◆ **REQUIREMENTS**: Extract every line of the material below and reproduce it faithfully.
START DATA SHOWN
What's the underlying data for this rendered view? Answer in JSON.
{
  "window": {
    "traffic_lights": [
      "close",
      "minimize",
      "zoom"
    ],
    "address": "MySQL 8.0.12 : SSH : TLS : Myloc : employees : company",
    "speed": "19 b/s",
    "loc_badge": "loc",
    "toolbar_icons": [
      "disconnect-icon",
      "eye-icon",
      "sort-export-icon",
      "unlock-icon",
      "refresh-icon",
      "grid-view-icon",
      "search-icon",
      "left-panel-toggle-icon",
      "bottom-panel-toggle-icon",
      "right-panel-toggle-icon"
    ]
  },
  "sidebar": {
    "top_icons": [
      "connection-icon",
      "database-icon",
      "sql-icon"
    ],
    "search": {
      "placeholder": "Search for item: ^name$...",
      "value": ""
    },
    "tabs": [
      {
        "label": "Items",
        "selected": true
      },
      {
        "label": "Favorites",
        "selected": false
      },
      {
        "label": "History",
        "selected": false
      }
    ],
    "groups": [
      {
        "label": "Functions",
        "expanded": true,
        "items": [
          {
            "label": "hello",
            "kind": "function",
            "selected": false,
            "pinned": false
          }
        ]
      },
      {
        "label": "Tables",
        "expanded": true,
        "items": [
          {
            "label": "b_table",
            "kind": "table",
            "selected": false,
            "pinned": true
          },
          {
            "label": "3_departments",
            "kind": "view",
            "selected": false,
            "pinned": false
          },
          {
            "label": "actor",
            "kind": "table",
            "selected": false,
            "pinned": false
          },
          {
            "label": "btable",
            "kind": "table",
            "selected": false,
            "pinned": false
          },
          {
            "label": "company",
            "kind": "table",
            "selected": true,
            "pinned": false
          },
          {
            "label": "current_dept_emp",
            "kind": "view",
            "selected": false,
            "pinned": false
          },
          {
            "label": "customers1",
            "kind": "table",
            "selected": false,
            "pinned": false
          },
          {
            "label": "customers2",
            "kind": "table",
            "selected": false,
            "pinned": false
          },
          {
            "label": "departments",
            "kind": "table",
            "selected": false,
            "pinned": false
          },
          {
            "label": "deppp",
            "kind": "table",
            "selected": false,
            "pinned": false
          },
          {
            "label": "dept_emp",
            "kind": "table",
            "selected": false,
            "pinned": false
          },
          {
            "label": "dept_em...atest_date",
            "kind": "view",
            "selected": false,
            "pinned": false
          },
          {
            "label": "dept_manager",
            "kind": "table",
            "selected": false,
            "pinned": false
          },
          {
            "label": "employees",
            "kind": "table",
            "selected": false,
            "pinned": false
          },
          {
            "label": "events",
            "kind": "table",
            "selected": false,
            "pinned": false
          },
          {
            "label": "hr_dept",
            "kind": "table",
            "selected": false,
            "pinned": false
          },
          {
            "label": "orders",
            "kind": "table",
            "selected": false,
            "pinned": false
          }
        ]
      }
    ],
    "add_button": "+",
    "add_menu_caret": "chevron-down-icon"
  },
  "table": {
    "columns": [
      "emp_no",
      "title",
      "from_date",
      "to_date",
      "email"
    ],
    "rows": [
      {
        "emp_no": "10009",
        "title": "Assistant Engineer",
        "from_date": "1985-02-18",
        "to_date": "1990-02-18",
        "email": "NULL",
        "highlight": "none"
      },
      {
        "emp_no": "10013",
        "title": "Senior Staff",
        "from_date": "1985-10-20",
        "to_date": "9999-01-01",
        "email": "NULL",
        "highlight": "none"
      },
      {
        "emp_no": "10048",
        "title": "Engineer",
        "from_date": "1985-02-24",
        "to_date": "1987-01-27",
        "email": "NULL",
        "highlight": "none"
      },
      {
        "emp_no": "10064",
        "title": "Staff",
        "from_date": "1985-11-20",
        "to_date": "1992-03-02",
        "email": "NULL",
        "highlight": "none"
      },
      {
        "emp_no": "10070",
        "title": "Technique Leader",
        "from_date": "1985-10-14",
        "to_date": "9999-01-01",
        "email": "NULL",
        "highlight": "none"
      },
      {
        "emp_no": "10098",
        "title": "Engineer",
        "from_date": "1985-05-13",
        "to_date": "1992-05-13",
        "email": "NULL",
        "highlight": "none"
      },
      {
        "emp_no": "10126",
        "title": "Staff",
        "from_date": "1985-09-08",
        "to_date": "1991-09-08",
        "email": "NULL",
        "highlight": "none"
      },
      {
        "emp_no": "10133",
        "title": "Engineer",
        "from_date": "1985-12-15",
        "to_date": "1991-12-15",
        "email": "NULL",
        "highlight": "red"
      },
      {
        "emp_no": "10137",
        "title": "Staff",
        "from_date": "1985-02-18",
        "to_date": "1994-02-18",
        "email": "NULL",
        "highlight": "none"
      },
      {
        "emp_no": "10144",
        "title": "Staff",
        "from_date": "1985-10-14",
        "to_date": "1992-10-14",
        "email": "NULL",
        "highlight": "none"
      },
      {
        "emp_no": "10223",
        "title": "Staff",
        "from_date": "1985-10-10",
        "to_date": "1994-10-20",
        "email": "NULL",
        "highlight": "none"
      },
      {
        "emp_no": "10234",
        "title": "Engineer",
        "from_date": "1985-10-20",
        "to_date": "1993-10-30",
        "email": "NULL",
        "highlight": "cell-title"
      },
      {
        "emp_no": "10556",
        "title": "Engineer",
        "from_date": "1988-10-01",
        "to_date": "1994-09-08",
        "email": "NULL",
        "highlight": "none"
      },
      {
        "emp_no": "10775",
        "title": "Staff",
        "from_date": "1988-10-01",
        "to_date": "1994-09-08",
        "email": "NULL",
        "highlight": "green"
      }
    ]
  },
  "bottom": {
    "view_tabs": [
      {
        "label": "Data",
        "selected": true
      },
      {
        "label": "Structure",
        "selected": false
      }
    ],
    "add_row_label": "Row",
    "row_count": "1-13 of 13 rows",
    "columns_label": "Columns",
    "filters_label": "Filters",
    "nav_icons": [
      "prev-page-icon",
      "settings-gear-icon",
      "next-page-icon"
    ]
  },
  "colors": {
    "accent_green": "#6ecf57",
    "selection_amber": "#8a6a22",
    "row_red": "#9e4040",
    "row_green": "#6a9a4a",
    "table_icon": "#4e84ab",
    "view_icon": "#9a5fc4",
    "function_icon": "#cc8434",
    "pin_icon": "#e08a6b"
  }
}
END DATA SHOWN
◆ **SOLUTION TO THIS TASK**:
What's the underlying data for this rendered view? Answer in JSON.
{
  "window": {
    "traffic_lights": [
      "close",
      "minimize",
      "zoom"
    ],
    "address": "MySQL 8.0.12 : SSH : TLS : Myloc : employees : company",
    "speed": "19 b/s",
    "loc_badge": "loc",
    "toolbar_icons": [
      "disconnect-icon",
      "eye-icon",
      "sort-export-icon",
      "unlock-icon",
      "refresh-icon",
      "grid-view-icon",
      "search-icon",
      "left-panel-toggle-icon",
      "bottom-panel-toggle-icon",
      "right-panel-toggle-icon"
    ]
  },
  "sidebar": {
    "top_icons": [
      "connection-icon",
      "database-icon",
      "sql-icon"
    ],
    "search": {
      "placeholder": "Search for item: ^name$...",
      "value": ""
    },
    "tabs": [
      {
        "label": "Items",
        "selected": true
      },
      {
        "label": "Favorites",
        "selected": false
      },
      {
        "label": "History",
        "selected": false
      }
    ],
    "groups": [
      {
        "label": "Functions",
        "expanded": true,
        "items": [
          {
            "label": "hello",
            "kind": "function",
            "selected": false,
            "pinned": false
          }
        ]
      },
      {
        "label": "Tables",
        "expanded": true,
        "items": [
          {
            "label": "b_table",
            "kind": "table",
            "selected": false,
            "pinned": true
          },
          {
            "label": "3_departments",
            "kind": "view",
            "selected": false,
            "pinned": false
          },
          {
            "label": "actor",
            "kind": "table",
            "selected": false,
            "pinned": false
          },
          {
            "label": "btable",
            "kind": "table",
            "selected": false,
            "pinned": false
          },
          {
            "label": "company",
            "kind": "table",
            "selected": true,
            "pinned": false
          },
          {
            "label": "current_dept_emp",
            "kind": "view",
            "selected": false,
            "pinned": false
          },
          {
            "label": "customers1",
            "kind": "table",
            "selected": false,
            "pinned": false
          },
          {
            "label": "customers2",
            "kind": "table",
            "selected": false,
            "pinned": false
          },
          {
            "label": "departments",
            "kind": "table",
            "selected": false,
            "pinned": false
          },
          {
            "label": "deppp",
            "kind": "table",
            "selected": false,
            "pinned": false
          },
          {
            "label": "dept_emp",
            "kind": "table",
            "selected": false,
            "pinned": false
          },
          {
            "label": "dept_em...atest_date",
            "kind": "view",
            "selected": false,
            "pinned": false
          },
          {
            "label": "dept_manager",
            "kind": "table",
            "selected": false,
            "pinned": false
          },
          {
            "label": "employees",
            "kind": "table",
            "selected": false,
            "pinned": false
          },
          {
            "label": "events",
            "kind": "table",
            "selected": false,
            "pinned": false
          },
          {
            "label": "hr_dept",
            "kind": "table",
            "selected": false,
            "pinned": false
          },
          {
            "label": "orders",
            "kind": "table",
            "selected": false,
            "pinned": false
          }
        ]
      }
    ],
    "add_button": "+",
    "add_menu_caret": "chevron-down-icon"
  },
  "table": {
    "columns": [
      "emp_no",
      "title",
      "from_date",
      "to_date",
      "email"
    ],
    "rows": [
      {
        "emp_no": "10009",
        "title": "Assistant Engineer",
        "from_date": "1985-02-18",
        "to_date": "1990-02-18",
        "email": "NULL",
        "highlight": "none"
      },
      {
        "emp_no": "10013",
        "title": "Senior Staff",
        "from_date": "1985-10-20",
        "to_date": "9999-01-01",
        "email": "NULL",
        "highlight": "none"
      },
      {
        "emp_no": "10048",
        "title": "Engineer",
        "from_date": "1985-02-24",
        "to_date": "1987-01-27",
        "email": "NULL",
        "highlight": "none"
      },
      {
        "emp_no": "10064",
        "title": "Staff",
        "from_date": "1985-11-20",
        "to_date": "1992-03-02",
        "email": "NULL",
        "highlight": "none"
      },
      {
        "emp_no": "10070",
        "title": "Technique Leader",
        "from_date": "1985-10-14",
        "to_date": "9999-01-01",
        "email": "NULL",
        "highlight": "none"
      },
      {
        "emp_no": "10098",
        "title": "Engineer",
        "from_date": "1985-05-13",
        "to_date": "1992-05-13",
        "email": "NULL",
        "highlight": "none"
      },
      {
        "emp_no": "10126",
        "title": "Staff",
        "from_date": "1985-09-08",
        "to_date": "1991-09-08",
        "email": "NULL",
        "highlight": "none"
      },
      {
        "emp_no": "10133",
        "title": "Engineer",
        "from_date": "1985-12-15",
        "to_date": "1991-12-15",
        "email": "NULL",
        "highlight": "red"
      },
      {
        "emp_no": "10137",
        "title": "Staff",
        "from_date": "1985-02-18",
        "to_date": "1994-02-18",
        "email": "NULL",
        "highlight": "none"
      },
      {
        "emp_no": "10144",
        "title": "Staff",
        "from_date": "1985-10-14",
        "to_date": "1992-10-14",
        "email": "NULL",
        "highlight": "none"
      },
      {
        "emp_no": "10223",
        "title": "Staff",
        "from_date": "1985-10-10",
        "to_date": "1994-10-20",
        "email": "NULL",
        "highlight": "none"
      },
      {
        "emp_no": "10234",
        "title": "Engineer",
        "from_date": "1985-10-20",
        "to_date": "1993-10-30",
        "email": "NULL",
        "highlight": "cell-title"
      },
      {
        "emp_no": "10556",
        "title": "Engineer",
        "from_date": "1988-10-01",
        "to_date": "1994-09-08",
        "email": "NULL",
        "highlight": "none"
      },
      {
        "emp_no": "10775",
        "title": "Staff",
        "from_date": "1988-10-01",
        "to_date": "1994-09-08",
        "email": "NULL",
        "highlight": "green"
      }
    ]
  },
  "bottom": {
    "view_tabs": [
      {
        "label": "Data",
        "selected": true
      },
      {
        "label": "Structure",
        "selected": false
      }
    ],
    "add_row_label": "Row",
    "row_count": "1-13 of 13 rows",
    "columns_label": "Columns",
    "filters_label": "Filters",
    "nav_icons": [
      "prev-page-icon",
      "settings-gear-icon",
      "next-page-icon"
    ]
  },
  "colors": {
    "accent_green": "#6ecf57",
    "selection_amber": "#8a6a22",
    "row_red": "#9e4040",
    "row_green": "#6a9a4a",
    "table_icon": "#4e84ab",
    "view_icon": "#9a5fc4",
    "function_icon": "#cc8434",
    "pin_icon": "#e08a6b"
  }
}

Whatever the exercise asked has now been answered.